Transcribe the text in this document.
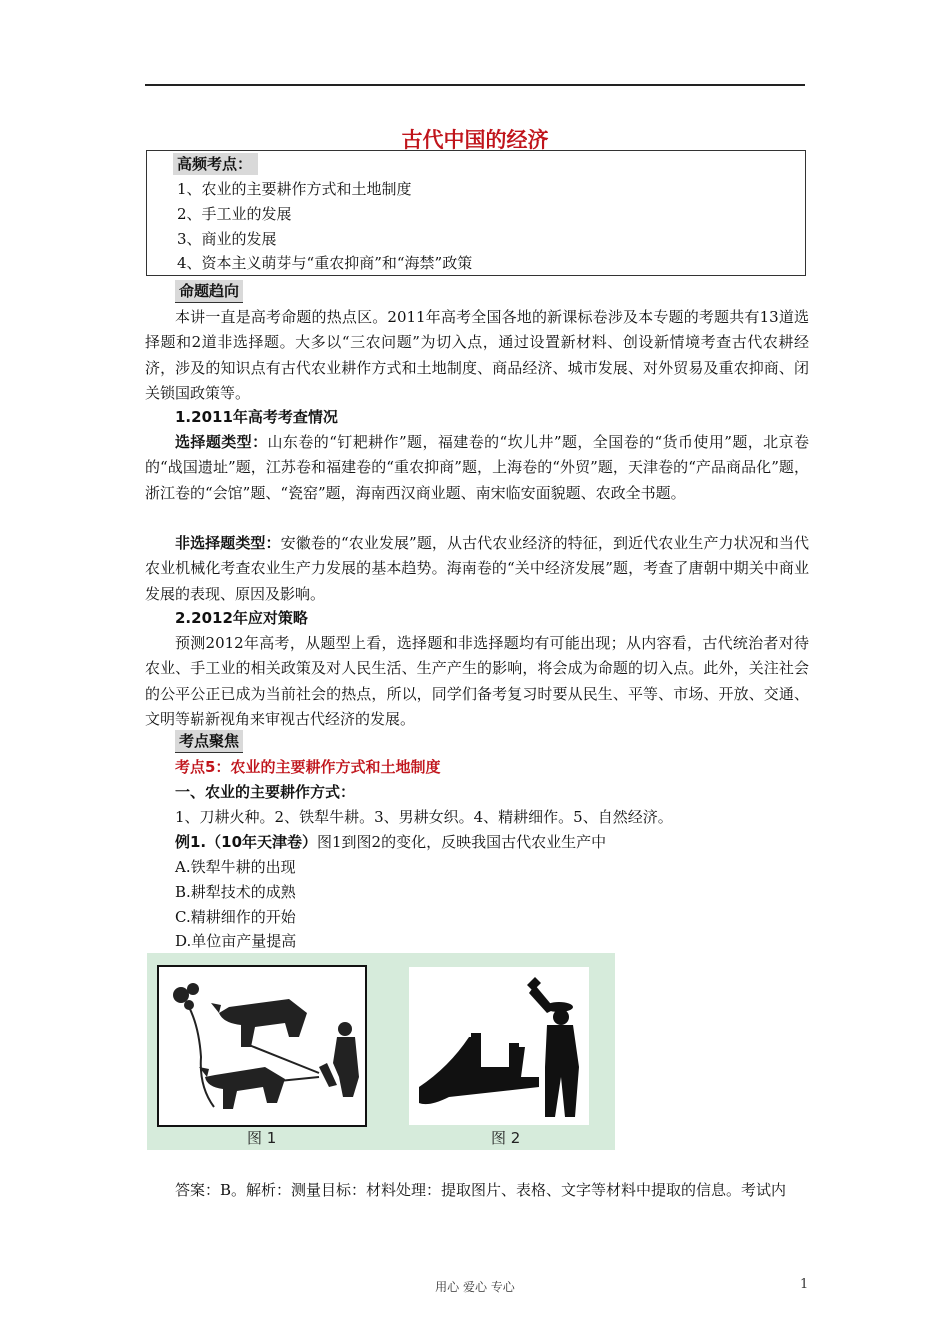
古代中国的经济
高频考点：
1、农业的主要耕作方式和土地制度
2、手工业的发展
3、商业的发展
4、资本主义萌芽与“重农抑商”和“海禁”政策
命题趋向

本讲一直是高考命题的热点区。2011年高考全国各地的新课标卷涉及本专题的考题共有13道选择题和2道非选择题。大多以“三农问题”为切入点，通过设置新材料、创设新情境考查古代农耕经济，涉及的知识点有古代农业耕作方式和土地制度、商品经济、城市发展、对外贸易及重农抑商、闭关锁国政策等。

1.2011年高考考查情况

选择题类型：山东卷的“钉耙耕作”题，福建卷的“坎儿井”题，全国卷的“货币使用”题，北京卷的“战国遗址”题，江苏卷和福建卷的“重农抑商”题，上海卷的“外贸”题，天津卷的“产品商品化”题，浙江卷的“会馆”题、“瓷窑”题，海南西汉商业题、南宋临安面貌题、农政全书题。

非选择题类型：安徽卷的“农业发展”题，从古代农业经济的特征，到近代农业生产力状况和当代农业机械化考查农业生产力发展的基本趋势。海南卷的“关中经济发展”题，考查了唐朝中期关中商业发展的表现、原因及影响。

2.2012年应对策略

预测2012年高考，从题型上看，选择题和非选择题均有可能出现；从内容看，古代统治者对待农业、手工业的相关政策及对人民生活、生产产生的影响，将会成为命题的切入点。此外，关注社会的公平公正已成为当前社会的热点，所以，同学们备考复习时要从民生、平等、市场、开放、交通、文明等崭新视角来审视古代经济的发展。

考点聚焦
考点5：农业的主要耕作方式和土地制度
一、农业的主要耕作方式：
1、刀耕火种。2、铁犁牛耕。3、男耕女织。4、精耕细作。5、自然经济。
例1.（10年天津卷）图1到图2的变化，反映我国古代农业生产中
A.铁犁牛耕的出现
B.耕犁技术的成熟
C.精耕细作的开始
D.单位亩产量提高
图 1	图 2
答案：B。解析：测量目标：材料处理：提取图片、表格、文字等材料中提取的信息。考试内
用心 爱心 专心	1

• WORK TO COMPLETE: Only the number is wanted: how many lines of the material above include the word "农业的主要耕作方式和土地制度"?

• RESPONSE TO THE TASK: 2